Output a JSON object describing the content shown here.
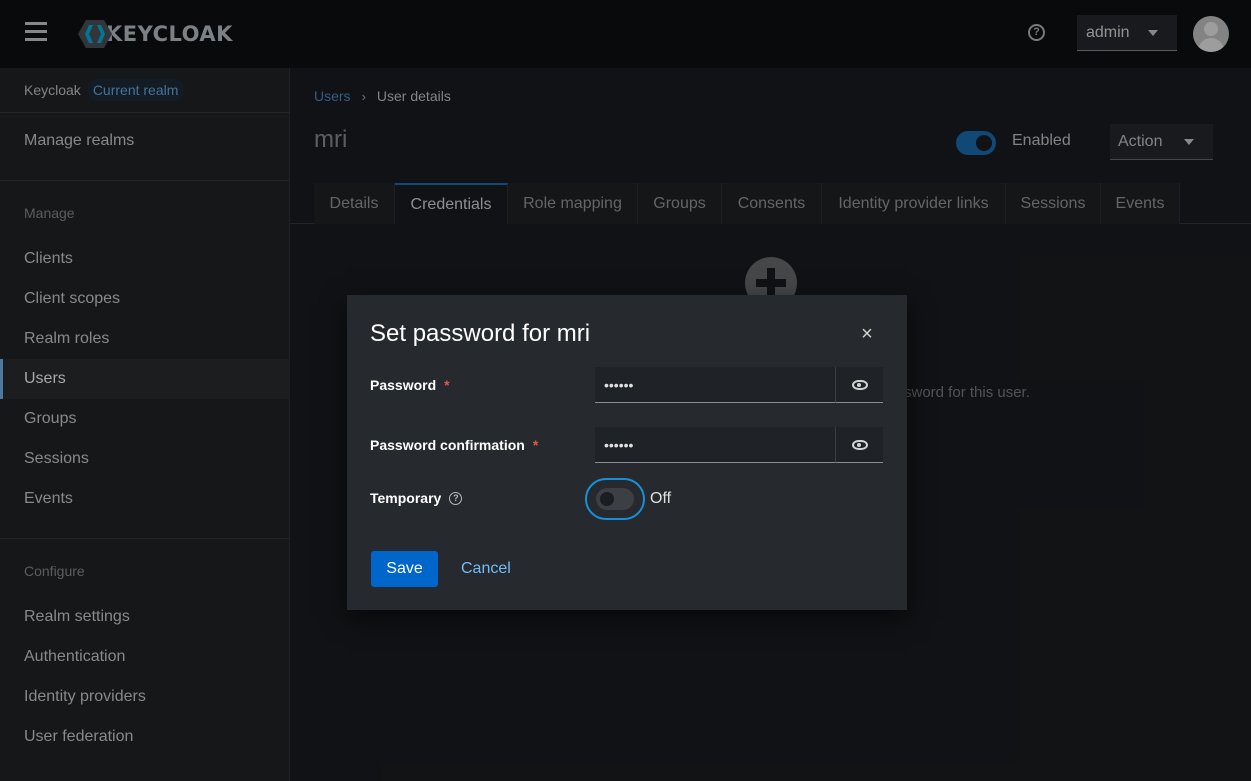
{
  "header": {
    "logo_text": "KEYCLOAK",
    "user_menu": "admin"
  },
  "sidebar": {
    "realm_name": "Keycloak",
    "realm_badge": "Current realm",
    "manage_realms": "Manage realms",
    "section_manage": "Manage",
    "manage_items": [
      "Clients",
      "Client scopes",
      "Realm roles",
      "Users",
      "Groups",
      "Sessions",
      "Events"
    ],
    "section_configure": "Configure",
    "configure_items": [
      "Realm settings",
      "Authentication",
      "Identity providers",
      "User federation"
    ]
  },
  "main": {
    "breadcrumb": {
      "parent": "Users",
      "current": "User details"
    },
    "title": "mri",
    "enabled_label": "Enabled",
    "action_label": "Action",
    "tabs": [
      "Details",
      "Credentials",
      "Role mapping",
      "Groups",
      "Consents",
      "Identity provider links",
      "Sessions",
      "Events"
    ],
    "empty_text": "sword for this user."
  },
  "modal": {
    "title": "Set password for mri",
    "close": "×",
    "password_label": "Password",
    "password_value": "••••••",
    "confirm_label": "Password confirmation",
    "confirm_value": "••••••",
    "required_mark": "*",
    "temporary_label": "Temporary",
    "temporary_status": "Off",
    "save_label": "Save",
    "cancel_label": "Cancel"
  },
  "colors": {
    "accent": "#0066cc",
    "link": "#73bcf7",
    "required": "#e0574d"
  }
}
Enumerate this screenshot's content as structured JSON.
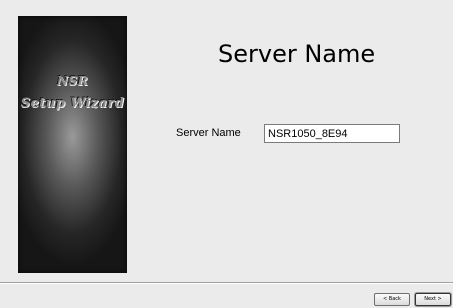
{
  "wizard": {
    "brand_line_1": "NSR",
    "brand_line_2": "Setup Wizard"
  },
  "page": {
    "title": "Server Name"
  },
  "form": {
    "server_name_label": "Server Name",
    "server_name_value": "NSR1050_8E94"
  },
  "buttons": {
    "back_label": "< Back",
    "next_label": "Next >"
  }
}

What to work on: Leave out the pictures and transcribe the entries above exactly.

The reply:
Output a JSON object describing the content shown here.
{
  "header": {
    "logo_text": "KEYCLOAK",
    "user_menu": "admin"
  },
  "sidebar": {
    "realm_name": "Keycloak",
    "realm_badge": "Current realm",
    "manage_realms": "Manage realms",
    "section_manage": "Manage",
    "manage_items": [
      "Clients",
      "Client scopes",
      "Realm roles",
      "Users",
      "Groups",
      "Sessions",
      "Events"
    ],
    "section_configure": "Configure",
    "configure_items": [
      "Realm settings",
      "Authentication",
      "Identity providers",
      "User federation"
    ]
  },
  "main": {
    "breadcrumb": {
      "parent": "Users",
      "current": "User details"
    },
    "title": "mri",
    "enabled_label": "Enabled",
    "action_label": "Action",
    "tabs": [
      "Details",
      "Credentials",
      "Role mapping",
      "Groups",
      "Consents",
      "Identity provider links",
      "Sessions",
      "Events"
    ],
    "empty_text": "sword for this user."
  },
  "modal": {
    "title": "Set password for mri",
    "close": "×",
    "password_label": "Password",
    "password_value": "••••••",
    "confirm_label": "Password confirmation",
    "confirm_value": "••••••",
    "required_mark": "*",
    "temporary_label": "Temporary",
    "temporary_status": "Off",
    "save_label": "Save",
    "cancel_label": "Cancel"
  },
  "colors": {
    "accent": "#0066cc",
    "link": "#73bcf7",
    "required": "#e0574d"
  }
}
Enumerate this screenshot's content as structured JSON.
{
  "wizard": {
    "brand_line_1": "NSR",
    "brand_line_2": "Setup Wizard"
  },
  "page": {
    "title": "Server Name"
  },
  "form": {
    "server_name_label": "Server Name",
    "server_name_value": "NSR1050_8E94"
  },
  "buttons": {
    "back_label": "< Back",
    "next_label": "Next >"
  }
}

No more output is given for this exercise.